Consignes à suivre:
A - Transcrivez sans rien changer le passage sur Puvis de Chavannes, en commençant aux mots « La couleur de » et en vous arrêtant après « l’harmonie et l’unité. ».
B - Reprenez le texte sur la peinture de Puvis de Chavannes et prolongez-le à partir de sa dernière phrase.

Extrait à lire:
La couleur de Puvis de Chavannes est ce qui lui a valu le plus d’attaques. C’est peut-être ce qui sera de moins en moins contesté. Louer chez lui surtout et partout le paysagiste et le coloriste, peut paraître, au premier abord, un paradoxe. Mais c’est l’éloge cependant que l’avenir ne démentira pas. Qu’on imagine les figures de l’Hiver ou de l’Été ou même du Bois sacré privées de leur paysage, transportées seules sur un fond uni : on verra, hélas ! ce qu’elles garderont de poésie… Mais on imagine très bien le Bois sacré sans ses Muses, l’Hiver sans ses bûcherons. Ils resteront des pages magnifiques et leur poésie en sera à peine diminuée. C’est le paysage qui assure aux figures l’harmonie et l’unité.

Liste des données:
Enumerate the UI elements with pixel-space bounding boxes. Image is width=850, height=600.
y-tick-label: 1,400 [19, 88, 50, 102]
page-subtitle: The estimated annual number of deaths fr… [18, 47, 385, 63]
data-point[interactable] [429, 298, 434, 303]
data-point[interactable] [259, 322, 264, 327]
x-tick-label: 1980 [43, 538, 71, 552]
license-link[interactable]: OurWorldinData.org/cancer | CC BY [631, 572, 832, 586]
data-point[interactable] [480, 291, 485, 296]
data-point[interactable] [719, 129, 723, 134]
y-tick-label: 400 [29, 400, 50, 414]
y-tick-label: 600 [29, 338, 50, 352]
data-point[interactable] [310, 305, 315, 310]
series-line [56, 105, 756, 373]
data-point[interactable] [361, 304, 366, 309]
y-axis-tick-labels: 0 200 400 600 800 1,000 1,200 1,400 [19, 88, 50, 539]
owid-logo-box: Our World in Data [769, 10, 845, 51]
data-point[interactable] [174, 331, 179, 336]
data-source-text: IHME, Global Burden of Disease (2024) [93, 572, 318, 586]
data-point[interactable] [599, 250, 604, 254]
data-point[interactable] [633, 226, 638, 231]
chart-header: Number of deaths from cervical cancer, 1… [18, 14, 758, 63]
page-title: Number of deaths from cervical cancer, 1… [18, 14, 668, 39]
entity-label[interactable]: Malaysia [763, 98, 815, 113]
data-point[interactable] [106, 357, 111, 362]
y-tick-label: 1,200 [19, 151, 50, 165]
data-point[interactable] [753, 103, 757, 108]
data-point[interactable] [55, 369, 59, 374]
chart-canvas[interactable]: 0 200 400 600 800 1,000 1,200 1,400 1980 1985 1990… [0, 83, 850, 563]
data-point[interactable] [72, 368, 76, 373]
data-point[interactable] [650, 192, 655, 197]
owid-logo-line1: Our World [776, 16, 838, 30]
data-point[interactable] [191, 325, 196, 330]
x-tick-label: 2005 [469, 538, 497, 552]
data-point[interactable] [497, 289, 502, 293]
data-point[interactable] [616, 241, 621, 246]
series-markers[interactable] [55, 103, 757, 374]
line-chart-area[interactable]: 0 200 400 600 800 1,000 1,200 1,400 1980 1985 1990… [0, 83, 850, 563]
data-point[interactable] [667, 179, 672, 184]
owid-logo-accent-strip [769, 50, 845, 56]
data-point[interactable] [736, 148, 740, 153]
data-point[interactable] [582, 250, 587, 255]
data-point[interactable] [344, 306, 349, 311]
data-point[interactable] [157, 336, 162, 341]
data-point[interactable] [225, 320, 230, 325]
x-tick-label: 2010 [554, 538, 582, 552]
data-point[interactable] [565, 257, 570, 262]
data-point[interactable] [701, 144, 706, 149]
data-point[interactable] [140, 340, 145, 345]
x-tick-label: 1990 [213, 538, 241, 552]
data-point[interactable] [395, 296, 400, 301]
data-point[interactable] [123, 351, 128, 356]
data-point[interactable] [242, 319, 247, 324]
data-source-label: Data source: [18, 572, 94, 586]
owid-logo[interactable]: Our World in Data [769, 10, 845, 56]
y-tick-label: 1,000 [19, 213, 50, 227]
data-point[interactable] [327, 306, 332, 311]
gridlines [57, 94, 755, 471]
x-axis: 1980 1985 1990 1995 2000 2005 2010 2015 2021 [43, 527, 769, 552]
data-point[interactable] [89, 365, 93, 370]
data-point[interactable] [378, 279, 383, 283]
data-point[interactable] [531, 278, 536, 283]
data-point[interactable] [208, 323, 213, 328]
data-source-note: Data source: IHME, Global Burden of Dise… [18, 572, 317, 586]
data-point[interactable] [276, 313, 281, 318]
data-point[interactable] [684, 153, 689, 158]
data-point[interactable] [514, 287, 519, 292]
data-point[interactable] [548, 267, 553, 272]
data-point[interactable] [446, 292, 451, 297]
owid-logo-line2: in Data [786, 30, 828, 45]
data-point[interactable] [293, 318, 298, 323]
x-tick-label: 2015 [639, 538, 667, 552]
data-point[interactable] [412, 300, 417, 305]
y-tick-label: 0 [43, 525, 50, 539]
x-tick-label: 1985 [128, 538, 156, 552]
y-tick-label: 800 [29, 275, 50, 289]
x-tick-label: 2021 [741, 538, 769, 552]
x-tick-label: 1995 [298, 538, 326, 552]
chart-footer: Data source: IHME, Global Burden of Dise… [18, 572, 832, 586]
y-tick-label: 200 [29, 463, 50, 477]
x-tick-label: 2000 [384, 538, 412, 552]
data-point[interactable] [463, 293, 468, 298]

En réponse:
A -
La couleur de Puvis de Chavannes est ce qui lui a valu le plus d’attaques. C’est peut-être ce qui sera de moins en moins contesté. Louer chez lui surtout et partout le paysagiste et le coloriste, peut paraître, au premier abord, un paradoxe. Mais c’est l’éloge cependant que l’avenir ne démentira pas. Qu’on imagine les figures de l’Hiver ou de l’Été ou même du Bois sacré privées de leur paysage, transportées seules sur un fond uni : on verra, hélas ! ce qu’elles garderont de poésie… Mais on imagine très bien le Bois sacré sans ses Muses, l’Hiver sans ses bûcherons. Ils resteront des pages magnifiques et leur poésie en sera à peine diminuée. C’est le paysage qui assure aux figures l’harmonie et l’unité.

B -
Et l’harmonie est, en dernière analyse, le grand charme de cette œuvre. Cette couleur sourde, atténuée, qui, dans nos Salons. paraissait morte à côté des violentes fanfares de nos romantiques attardés, est la couleur qui convient le mieux à la peinture murale. Il suffit d’aller au Panthéon pour s’en apercevoir. À côté de cette harmonie en rouge pâle et en bleu qui est l’Enfance de sainte Geneviève les peintures si vives des autres décorateurs détonnent. Leur couleur chante brillamment, mais celle de Puvis de Chavannes psalmodie comme il faut dans ce temple. Leurs figures semblent sortir du mur ou s’y enfoncer, ou y avoir été collées par un méchant sorcier et faire des gestes désespérés pour s’enfuir. Les siennes paraissent y être nées et vivre d’une vie semblable à celle du marbre ou de la pierre de taille. Celles-là ont quelque chose de transitoire, d’agité, d’accidentel : celles-ci semblent éternelles.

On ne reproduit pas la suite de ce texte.